**CHALLENGE:**
Go through the listing below and list every line with "张家港市住房和城乡建设局".
____ THE INPUT
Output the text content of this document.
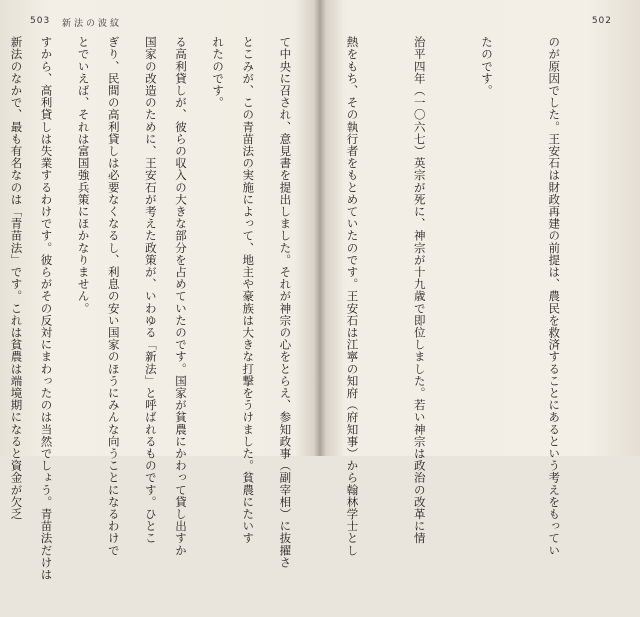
503 新法の波紋

とこみが、この青苗法の実施によって、地主や豪族は大きな打撃をうけました。貧農にたいす

る高利貸しが、彼らの収入の大きな部分を占めていたのです。国家が貧農にかわって貸し出すか

ぎり、民間の高利貸しは必要なくなるし、利息の安い国家のほうにみんな向うことになるわけで

すから、高利貸しは失業するわけです。彼らがその反対にまわったのは当然でしょう。青苗法だけは

502

のが原因でした。王安石は財政再建の前提は、農民を救済することにあるという考えをもってい

たのです。

治平四年（一〇六七）英宗が死に、神宗が十九歳で即位しました。若い神宗は政治の改革に情

熱をもち、その執行者をもとめていたのです。王安石は江寧の知府（府知事）から翰林学士とし

て中央に召され、意見書を提出しました。それが神宗の心をとらえ、参知政事（副宰相）に抜擢さ

れたのです。

国家の改造のために、王安石が考えた政策が、いわゆる「新法」と呼ばれるものです。ひとこ

とでいえば、それは富国強兵策にほかなりません。

新法のなかで、最も有名なのは「青苗法」です。これは貧農は端境期になると資金が欠乏
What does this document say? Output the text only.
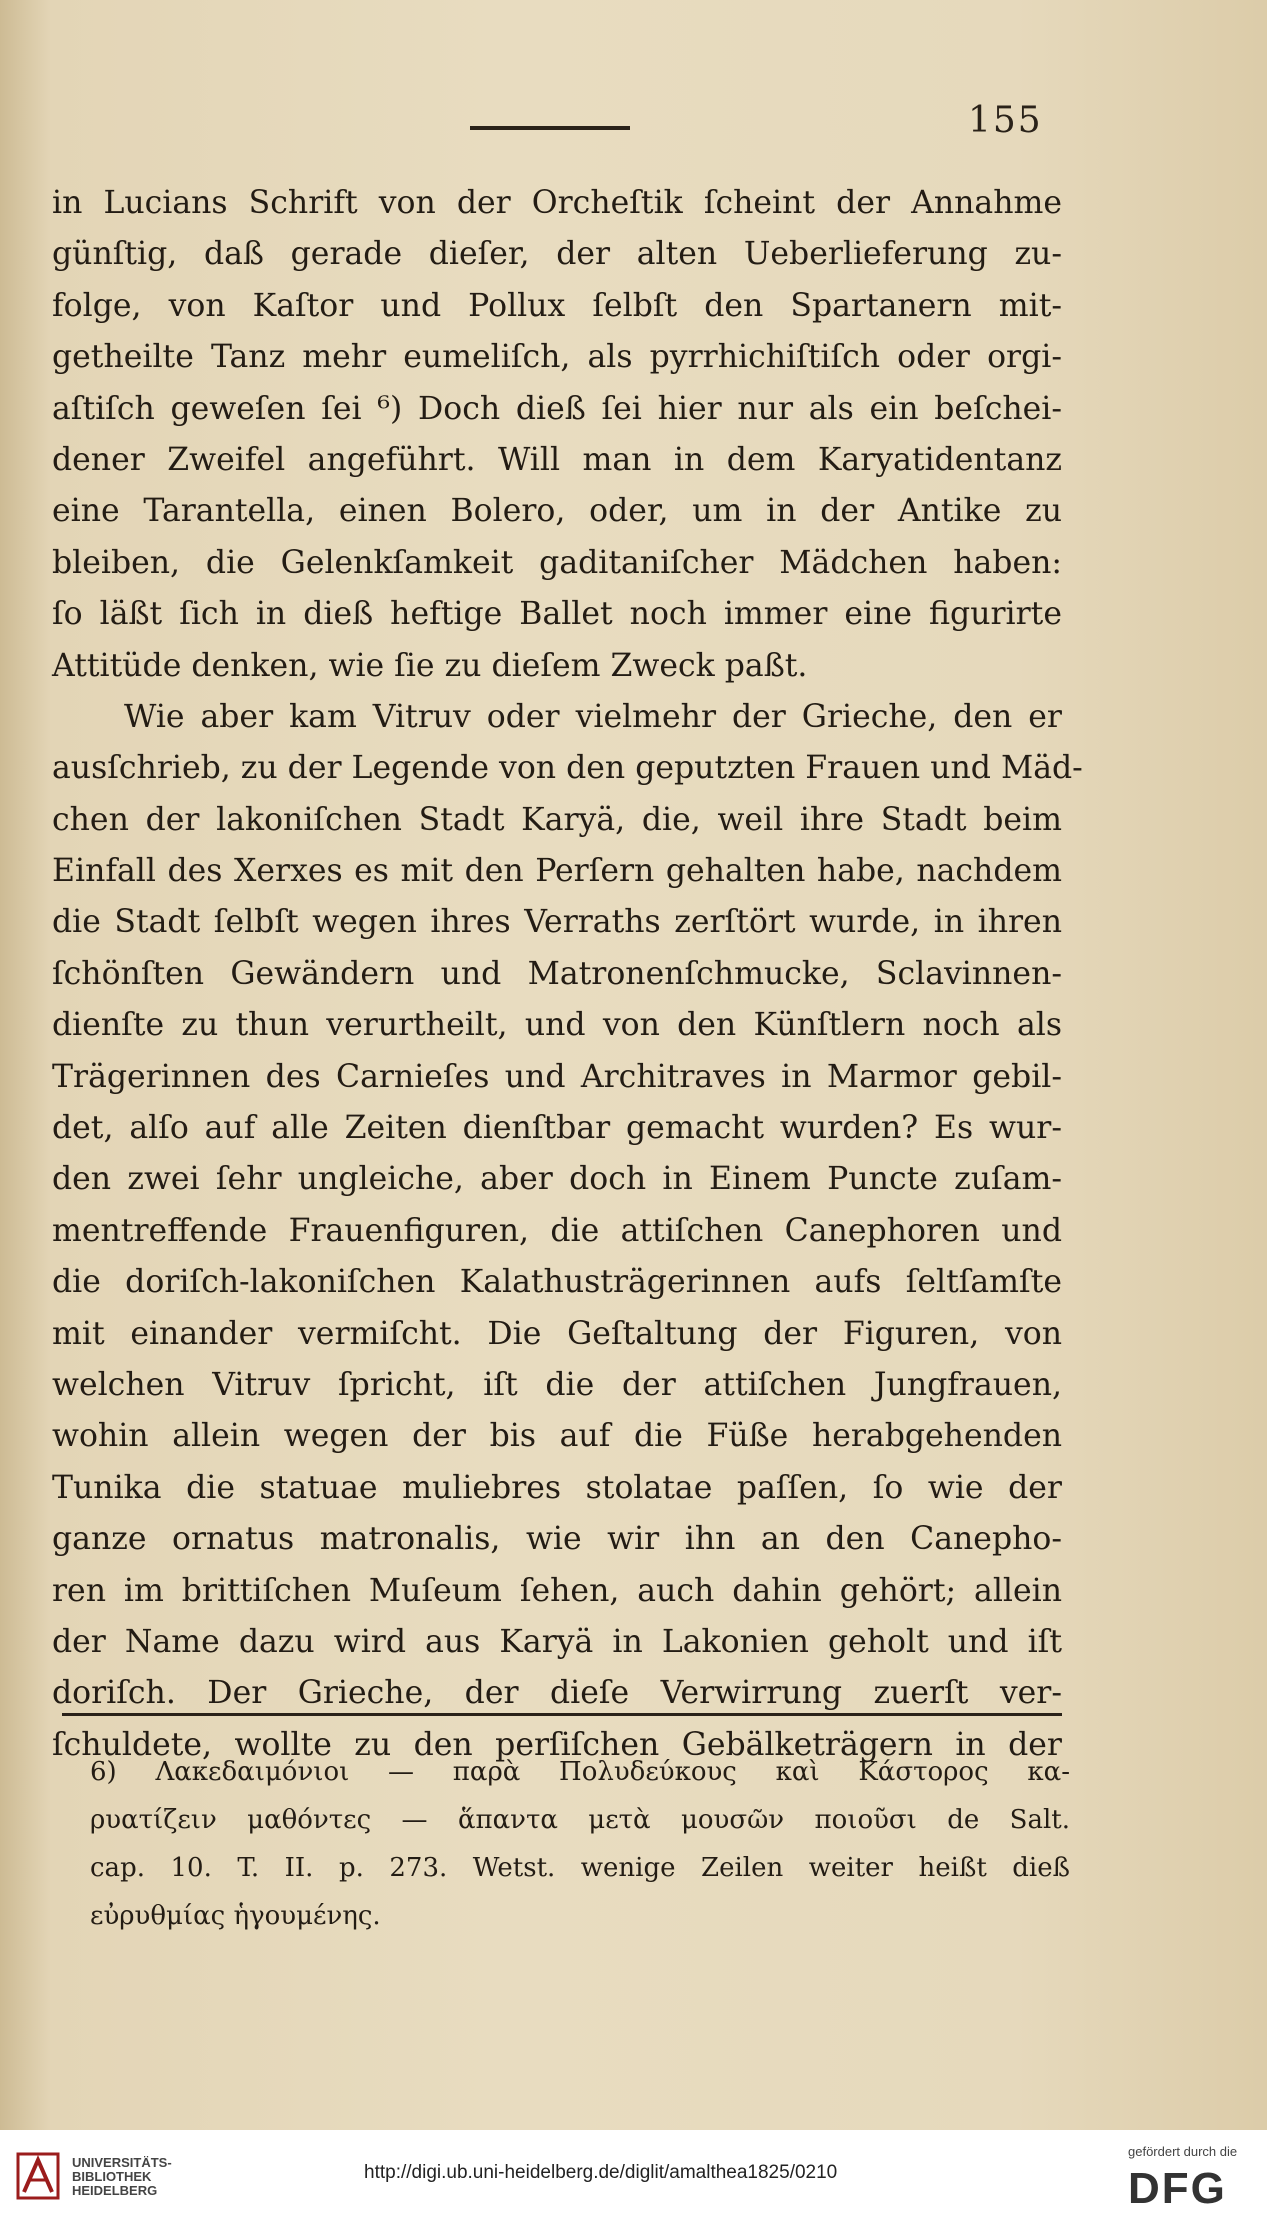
155
in Lucians Schrift von der Orcheſtik ſcheint der Annahme
günſtig, daß gerade dieſer, der alten Ueberlieferung zu-
folge, von Kaſtor und Pollux ſelbſt den Spartanern mit-
getheilte Tanz mehr eumeliſch, als pyrrhichiſtiſch oder orgi-
aſtiſch geweſen ſei ⁶) Doch dieß ſei hier nur als ein beſchei-
dener Zweifel angeführt. Will man in dem Karyatidentanz
eine Tarantella, einen Bolero, oder, um in der Antike zu
bleiben, die Gelenkſamkeit gaditaniſcher Mädchen haben:
ſo läßt ſich in dieß heftige Ballet noch immer eine figurirte
Attitüde denken, wie ſie zu dieſem Zweck paßt.
Wie aber kam Vitruv oder vielmehr der Grieche, den er
ausſchrieb, zu der Legende von den geputzten Frauen und Mäd-
chen der lakoniſchen Stadt Karyä, die, weil ihre Stadt beim
Einfall des Xerxes es mit den Perſern gehalten habe, nachdem
die Stadt ſelbſt wegen ihres Verraths zerſtört wurde, in ihren
ſchönſten Gewändern und Matronenſchmucke, Sclavinnen-
dienſte zu thun verurtheilt, und von den Künſtlern noch als
Trägerinnen des Carnieſes und Architraves in Marmor gebil-
det, alſo auf alle Zeiten dienſtbar gemacht wurden? Es wur-
den zwei ſehr ungleiche, aber doch in Einem Puncte zuſam-
mentreffende Frauenfiguren, die attiſchen Canephoren und
die doriſch-lakoniſchen Kalathusträgerinnen aufs ſeltſamſte
mit einander vermiſcht. Die Geſtaltung der Figuren, von
welchen Vitruv ſpricht, iſt die der attiſchen Jungfrauen,
wohin allein wegen der bis auf die Füße herabgehenden
Tunika die statuae muliebres stolatae paſſen, ſo wie der
ganze ornatus matronalis, wie wir ihn an den Canepho-
ren im brittiſchen Muſeum ſehen, auch dahin gehört; allein
der Name dazu wird aus Karyä in Lakonien geholt und iſt
doriſch. Der Grieche, der dieſe Verwirrung zuerſt ver-
ſchuldete, wollte zu den perſiſchen Gebälketrägern in der
6) Λακεδαιμόνιοι — παρὰ Πολυδεύκους καὶ Κάστορος κα-
ρυατίζειν μαθόντες — ἅπαντα μετὰ μουσῶν ποιοῦσι de Salt.
cap. 10. T. II. p. 273. Wetst. wenige Zeilen weiter heißt dieß
εὐρυθμίας ἡγουμένης.
UNIVERSITÄTS-
BIBLIOTHEK
HEIDELBERG
http://digi.ub.uni-heidelberg.de/diglit/amalthea1825/0210
gefördert durch die
DFG
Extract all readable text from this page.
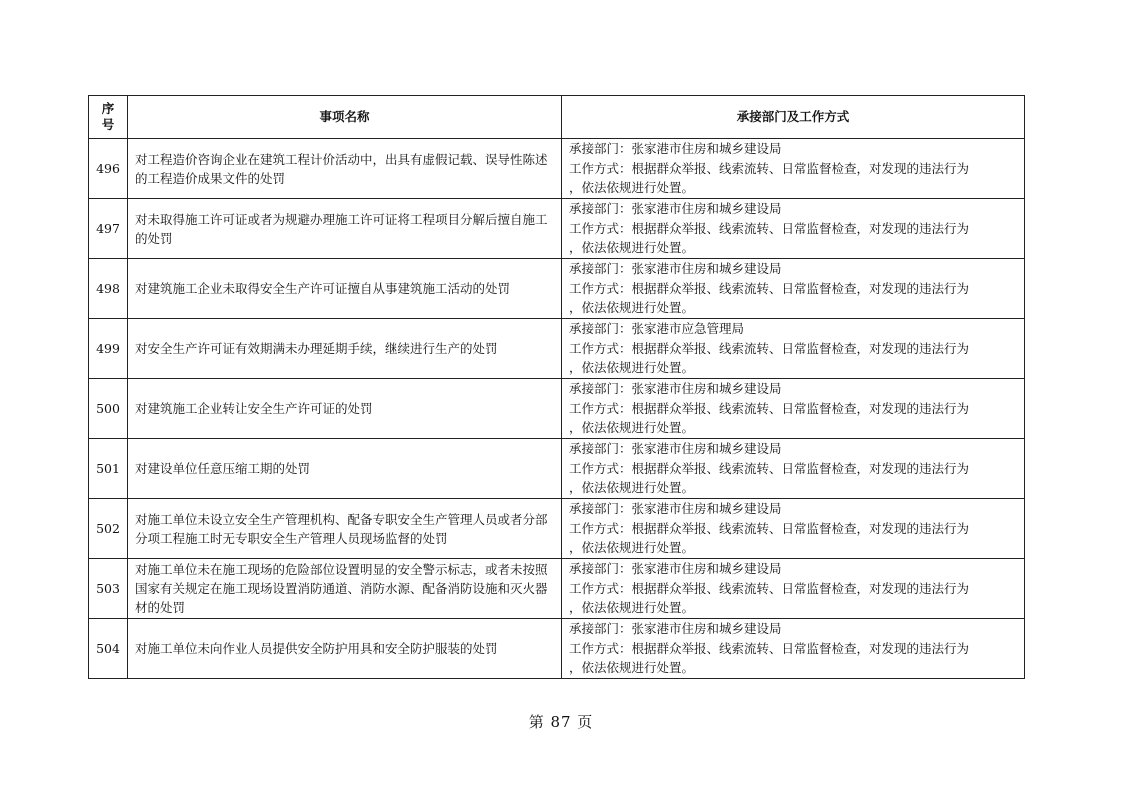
序号	事项名称	承接部门及工作方式
496	对工程造价咨询企业在建筑工程计价活动中，出具有虚假记载、误导性陈述的工程造价成果文件的处罚	承接部门：张家港市住房和城乡建设局
工作方式：根据群众举报、线索流转、日常监督检查，对发现的违法行为
，依法依规进行处置。

497	对未取得施工许可证或者为规避办理施工许可证将工程项目分解后擅自施工的处罚	承接部门：张家港市住房和城乡建设局
工作方式：根据群众举报、线索流转、日常监督检查，对发现的违法行为
，依法依规进行处置。

498	对建筑施工企业未取得安全生产许可证擅自从事建筑施工活动的处罚	承接部门：张家港市住房和城乡建设局
工作方式：根据群众举报、线索流转、日常监督检查，对发现的违法行为
，依法依规进行处置。

499	对安全生产许可证有效期满未办理延期手续，继续进行生产的处罚	承接部门：张家港市应急管理局
工作方式：根据群众举报、线索流转、日常监督检查，对发现的违法行为
，依法依规进行处置。

500	对建筑施工企业转让安全生产许可证的处罚	承接部门：张家港市住房和城乡建设局
工作方式：根据群众举报、线索流转、日常监督检查，对发现的违法行为
，依法依规进行处置。

501	对建设单位任意压缩工期的处罚	承接部门：张家港市住房和城乡建设局
工作方式：根据群众举报、线索流转、日常监督检查，对发现的违法行为
，依法依规进行处置。

502	对施工单位未设立安全生产管理机构、配备专职安全生产管理人员或者分部分项工程施工时无专职安全生产管理人员现场监督的处罚	承接部门：张家港市住房和城乡建设局
工作方式：根据群众举报、线索流转、日常监督检查，对发现的违法行为
，依法依规进行处置。

503	对施工单位未在施工现场的危险部位设置明显的安全警示标志，或者未按照国家有关规定在施工现场设置消防通道、消防水源、配备消防设施和灭火器材的处罚	承接部门：张家港市住房和城乡建设局
工作方式：根据群众举报、线索流转、日常监督检查，对发现的违法行为
，依法依规进行处置。

504	对施工单位未向作业人员提供安全防护用具和安全防护服装的处罚	承接部门：张家港市住房和城乡建设局
工作方式：根据群众举报、线索流转、日常监督检查，对发现的违法行为
，依法依规进行处置。
第 87 页
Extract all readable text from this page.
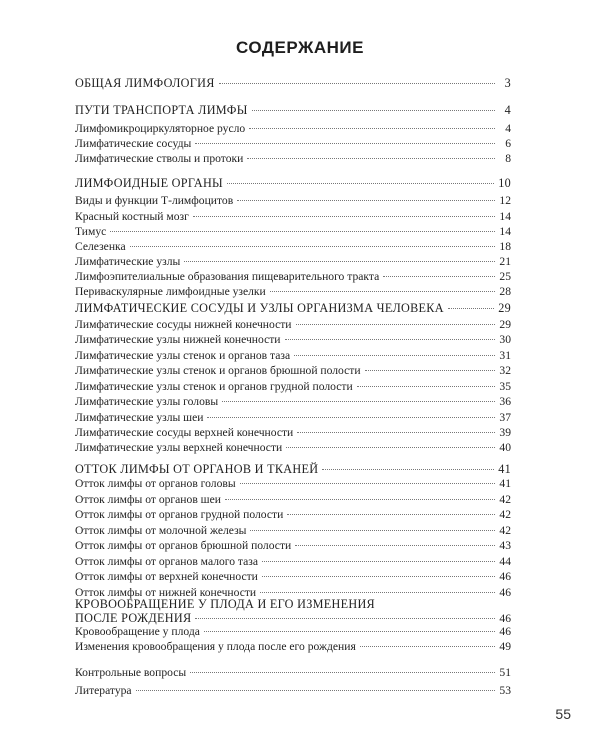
СОДЕРЖАНИЕ
ОБЩАЯ ЛИМФОЛОГИЯ	3
ПУТИ ТРАНСПОРТА ЛИМФЫ	4
Лимфомикроциркуляторное русло	4
Лимфатические сосуды	6
Лимфатические стволы и протоки	8
ЛИМФОИДНЫЕ ОРГАНЫ	10
Виды и функции Т-лимфоцитов	12
Красный костный мозг	14
Тимус	14
Селезенка	18
Лимфатические узлы	21
Лимфоэпителиальные образования пищеварительного тракта	25
Периваскулярные лимфоидные узелки	28
ЛИМФАТИЧЕСКИЕ СОСУДЫ И УЗЛЫ ОРГАНИЗМА ЧЕЛОВЕКА	29
Лимфатические сосуды нижней конечности	29
Лимфатические узлы нижней конечности	30
Лимфатические узлы стенок и органов таза	31
Лимфатические узлы стенок и органов брюшной полости	32
Лимфатические узлы стенок и органов грудной полости	35
Лимфатические узлы головы	36
Лимфатические узлы шеи	37
Лимфатические сосуды верхней конечности	39
Лимфатические узлы верхней конечности	40
ОТТОК ЛИМФЫ ОТ ОРГАНОВ И ТКАНЕЙ	41
Отток лимфы от органов головы	41
Отток лимфы от органов шеи	42
Отток лимфы от органов грудной полости	42
Отток лимфы от молочной железы	42
Отток лимфы от органов брюшной полости	43
Отток лимфы от органов малого таза	44
Отток лимфы от верхней конечности	46
Отток лимфы от нижней конечности	46
КРОВООБРАЩЕНИЕ У ПЛОДА И ЕГО ИЗМЕНЕНИЯ
ПОСЛЕ РОЖДЕНИЯ	46
Кровообращение у плода	46
Изменения кровообращения у плода после его рождения	49
Контрольные вопросы	51
Литература	53
55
________
**FULL OUTPUT:**
496	对工程造价咨询企业在建筑工程计价活动中，出具有虚假记载、误导性陈述的工程造价成果文件的处罚	承接部门：张家港市住房和城乡建设局
497	对未取得施工许可证或者为规避办理施工许可证将工程项目分解后擅自施工的处罚	承接部门：张家港市住房和城乡建设局
498	对建筑施工企业未取得安全生产许可证擅自从事建筑施工活动的处罚	承接部门：张家港市住房和城乡建设局
500	对建筑施工企业转让安全生产许可证的处罚	承接部门：张家港市住房和城乡建设局
501	对建设单位任意压缩工期的处罚	承接部门：张家港市住房和城乡建设局
502	对施工单位未设立安全生产管理机构、配备专职安全生产管理人员或者分部分项工程施工时无专职安全生产管理人员现场监督的处罚	承接部门：张家港市住房和城乡建设局
503	对施工单位未在施工现场的危险部位设置明显的安全警示标志，或者未按照国家有关规定在施工现场设置消防通道、消防水源、配备消防设施和灭火器材的处罚	承接部门：张家港市住房和城乡建设局
504	对施工单位未向作业人员提供安全防护用具和安全防护服装的处罚	承接部门：张家港市住房和城乡建设局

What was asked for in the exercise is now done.